__What is needed__:
The answer should be a single number: how many lines in the material contain "según".

__Provided records__:
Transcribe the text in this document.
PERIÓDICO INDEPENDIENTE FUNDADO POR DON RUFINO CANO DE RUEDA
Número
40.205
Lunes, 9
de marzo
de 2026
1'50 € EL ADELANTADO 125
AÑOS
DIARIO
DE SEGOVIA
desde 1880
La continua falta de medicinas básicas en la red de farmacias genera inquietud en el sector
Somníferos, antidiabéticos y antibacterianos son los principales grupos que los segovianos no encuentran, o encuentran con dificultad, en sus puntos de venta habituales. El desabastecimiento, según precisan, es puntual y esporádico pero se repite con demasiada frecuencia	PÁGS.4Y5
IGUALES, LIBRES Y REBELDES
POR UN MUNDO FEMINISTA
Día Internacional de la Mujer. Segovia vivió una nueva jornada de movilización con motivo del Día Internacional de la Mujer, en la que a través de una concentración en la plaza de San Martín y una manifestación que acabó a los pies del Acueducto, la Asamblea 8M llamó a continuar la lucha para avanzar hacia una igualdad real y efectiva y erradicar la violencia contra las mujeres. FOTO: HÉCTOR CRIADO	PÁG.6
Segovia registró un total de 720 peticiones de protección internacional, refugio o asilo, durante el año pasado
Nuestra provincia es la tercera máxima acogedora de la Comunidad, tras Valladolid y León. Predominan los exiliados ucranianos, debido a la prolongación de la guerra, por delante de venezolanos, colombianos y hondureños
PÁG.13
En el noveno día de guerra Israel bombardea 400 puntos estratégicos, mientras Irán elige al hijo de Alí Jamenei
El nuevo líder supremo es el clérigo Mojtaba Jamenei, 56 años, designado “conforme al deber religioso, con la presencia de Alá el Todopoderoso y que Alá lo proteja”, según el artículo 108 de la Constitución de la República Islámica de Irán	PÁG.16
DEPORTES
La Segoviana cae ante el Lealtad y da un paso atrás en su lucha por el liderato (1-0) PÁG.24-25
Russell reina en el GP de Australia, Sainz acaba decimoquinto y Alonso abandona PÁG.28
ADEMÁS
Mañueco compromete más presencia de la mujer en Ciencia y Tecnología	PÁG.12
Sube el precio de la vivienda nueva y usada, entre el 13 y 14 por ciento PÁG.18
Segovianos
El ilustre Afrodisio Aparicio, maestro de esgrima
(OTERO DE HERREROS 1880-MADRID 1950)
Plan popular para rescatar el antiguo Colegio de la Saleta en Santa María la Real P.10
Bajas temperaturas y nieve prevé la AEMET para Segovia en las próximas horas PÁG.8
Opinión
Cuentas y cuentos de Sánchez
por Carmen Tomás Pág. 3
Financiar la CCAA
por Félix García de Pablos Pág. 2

...

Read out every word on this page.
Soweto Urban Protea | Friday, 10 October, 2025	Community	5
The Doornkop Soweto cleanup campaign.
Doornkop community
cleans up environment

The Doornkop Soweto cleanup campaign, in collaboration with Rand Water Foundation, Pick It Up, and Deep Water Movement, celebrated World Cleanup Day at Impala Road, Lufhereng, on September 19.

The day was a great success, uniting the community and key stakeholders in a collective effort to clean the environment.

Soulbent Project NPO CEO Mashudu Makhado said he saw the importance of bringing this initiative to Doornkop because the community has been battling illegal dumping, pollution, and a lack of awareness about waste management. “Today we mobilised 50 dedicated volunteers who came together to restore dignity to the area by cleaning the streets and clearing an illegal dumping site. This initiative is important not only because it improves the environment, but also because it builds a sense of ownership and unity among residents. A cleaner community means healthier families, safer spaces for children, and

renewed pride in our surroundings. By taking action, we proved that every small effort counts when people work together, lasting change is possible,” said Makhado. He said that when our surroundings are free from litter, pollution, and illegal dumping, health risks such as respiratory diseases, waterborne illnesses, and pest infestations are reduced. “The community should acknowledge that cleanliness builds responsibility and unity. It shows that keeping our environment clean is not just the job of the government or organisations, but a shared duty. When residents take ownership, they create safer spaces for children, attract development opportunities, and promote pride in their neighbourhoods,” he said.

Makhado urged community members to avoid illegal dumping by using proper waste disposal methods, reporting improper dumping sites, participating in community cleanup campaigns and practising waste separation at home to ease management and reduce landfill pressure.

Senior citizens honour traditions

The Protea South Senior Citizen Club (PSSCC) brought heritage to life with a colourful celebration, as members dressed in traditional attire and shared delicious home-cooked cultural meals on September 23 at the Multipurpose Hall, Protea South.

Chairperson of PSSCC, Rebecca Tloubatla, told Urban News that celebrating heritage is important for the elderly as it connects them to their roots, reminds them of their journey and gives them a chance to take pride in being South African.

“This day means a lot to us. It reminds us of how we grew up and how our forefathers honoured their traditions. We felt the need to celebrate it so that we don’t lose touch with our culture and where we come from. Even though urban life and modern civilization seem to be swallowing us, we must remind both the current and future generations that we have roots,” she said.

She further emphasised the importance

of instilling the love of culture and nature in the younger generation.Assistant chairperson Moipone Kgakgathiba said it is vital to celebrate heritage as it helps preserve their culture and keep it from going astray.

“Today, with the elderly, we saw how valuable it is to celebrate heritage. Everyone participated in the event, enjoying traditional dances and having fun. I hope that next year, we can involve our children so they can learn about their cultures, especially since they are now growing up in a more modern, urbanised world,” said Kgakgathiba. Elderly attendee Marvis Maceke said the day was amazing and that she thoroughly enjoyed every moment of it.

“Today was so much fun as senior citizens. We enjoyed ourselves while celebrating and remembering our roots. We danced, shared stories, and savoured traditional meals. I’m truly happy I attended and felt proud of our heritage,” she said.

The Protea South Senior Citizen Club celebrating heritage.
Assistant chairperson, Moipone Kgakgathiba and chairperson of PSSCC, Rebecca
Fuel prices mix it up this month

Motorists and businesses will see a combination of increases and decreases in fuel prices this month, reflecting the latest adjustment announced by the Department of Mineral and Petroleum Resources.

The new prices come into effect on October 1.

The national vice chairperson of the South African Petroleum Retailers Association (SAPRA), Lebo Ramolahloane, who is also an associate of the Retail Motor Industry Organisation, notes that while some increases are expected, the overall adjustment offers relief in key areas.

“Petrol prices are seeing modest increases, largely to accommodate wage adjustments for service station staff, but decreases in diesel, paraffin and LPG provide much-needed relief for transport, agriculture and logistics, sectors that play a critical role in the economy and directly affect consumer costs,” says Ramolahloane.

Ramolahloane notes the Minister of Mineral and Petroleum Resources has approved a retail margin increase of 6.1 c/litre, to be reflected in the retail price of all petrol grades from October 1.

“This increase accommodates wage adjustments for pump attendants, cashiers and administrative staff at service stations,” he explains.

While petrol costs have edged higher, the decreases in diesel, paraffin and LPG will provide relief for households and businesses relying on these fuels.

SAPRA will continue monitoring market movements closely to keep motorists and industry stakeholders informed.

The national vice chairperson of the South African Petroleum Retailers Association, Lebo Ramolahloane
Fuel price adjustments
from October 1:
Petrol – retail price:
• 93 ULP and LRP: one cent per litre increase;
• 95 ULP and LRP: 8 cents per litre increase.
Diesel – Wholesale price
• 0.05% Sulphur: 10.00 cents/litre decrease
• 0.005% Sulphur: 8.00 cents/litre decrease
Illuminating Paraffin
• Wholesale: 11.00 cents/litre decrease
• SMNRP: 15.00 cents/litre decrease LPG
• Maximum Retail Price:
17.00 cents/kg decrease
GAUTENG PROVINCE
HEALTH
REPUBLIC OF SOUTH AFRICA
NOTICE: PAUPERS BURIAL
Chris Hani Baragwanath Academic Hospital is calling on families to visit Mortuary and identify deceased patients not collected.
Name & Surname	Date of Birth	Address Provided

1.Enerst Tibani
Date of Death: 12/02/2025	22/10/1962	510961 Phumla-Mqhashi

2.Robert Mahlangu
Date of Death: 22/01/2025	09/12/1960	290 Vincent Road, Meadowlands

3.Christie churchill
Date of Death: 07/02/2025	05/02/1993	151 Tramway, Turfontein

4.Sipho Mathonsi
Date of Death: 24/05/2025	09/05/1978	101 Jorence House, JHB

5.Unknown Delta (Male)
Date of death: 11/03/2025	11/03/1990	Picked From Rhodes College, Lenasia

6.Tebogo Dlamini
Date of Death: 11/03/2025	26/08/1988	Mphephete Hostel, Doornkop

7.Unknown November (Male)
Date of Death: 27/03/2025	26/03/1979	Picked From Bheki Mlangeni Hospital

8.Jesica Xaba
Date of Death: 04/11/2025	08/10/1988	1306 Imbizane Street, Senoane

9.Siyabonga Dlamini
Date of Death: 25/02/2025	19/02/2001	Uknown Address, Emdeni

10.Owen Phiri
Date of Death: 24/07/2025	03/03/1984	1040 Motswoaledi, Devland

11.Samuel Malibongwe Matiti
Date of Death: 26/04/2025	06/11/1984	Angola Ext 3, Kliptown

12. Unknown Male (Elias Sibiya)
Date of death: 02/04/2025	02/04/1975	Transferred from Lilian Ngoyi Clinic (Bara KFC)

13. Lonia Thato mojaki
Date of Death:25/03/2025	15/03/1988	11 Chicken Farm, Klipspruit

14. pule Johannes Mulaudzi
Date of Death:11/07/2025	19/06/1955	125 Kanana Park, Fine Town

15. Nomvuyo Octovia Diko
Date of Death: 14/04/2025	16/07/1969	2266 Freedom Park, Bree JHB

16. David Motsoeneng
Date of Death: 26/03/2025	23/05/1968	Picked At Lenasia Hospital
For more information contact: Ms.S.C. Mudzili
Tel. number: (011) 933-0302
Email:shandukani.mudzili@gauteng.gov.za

__Result of this task__:
2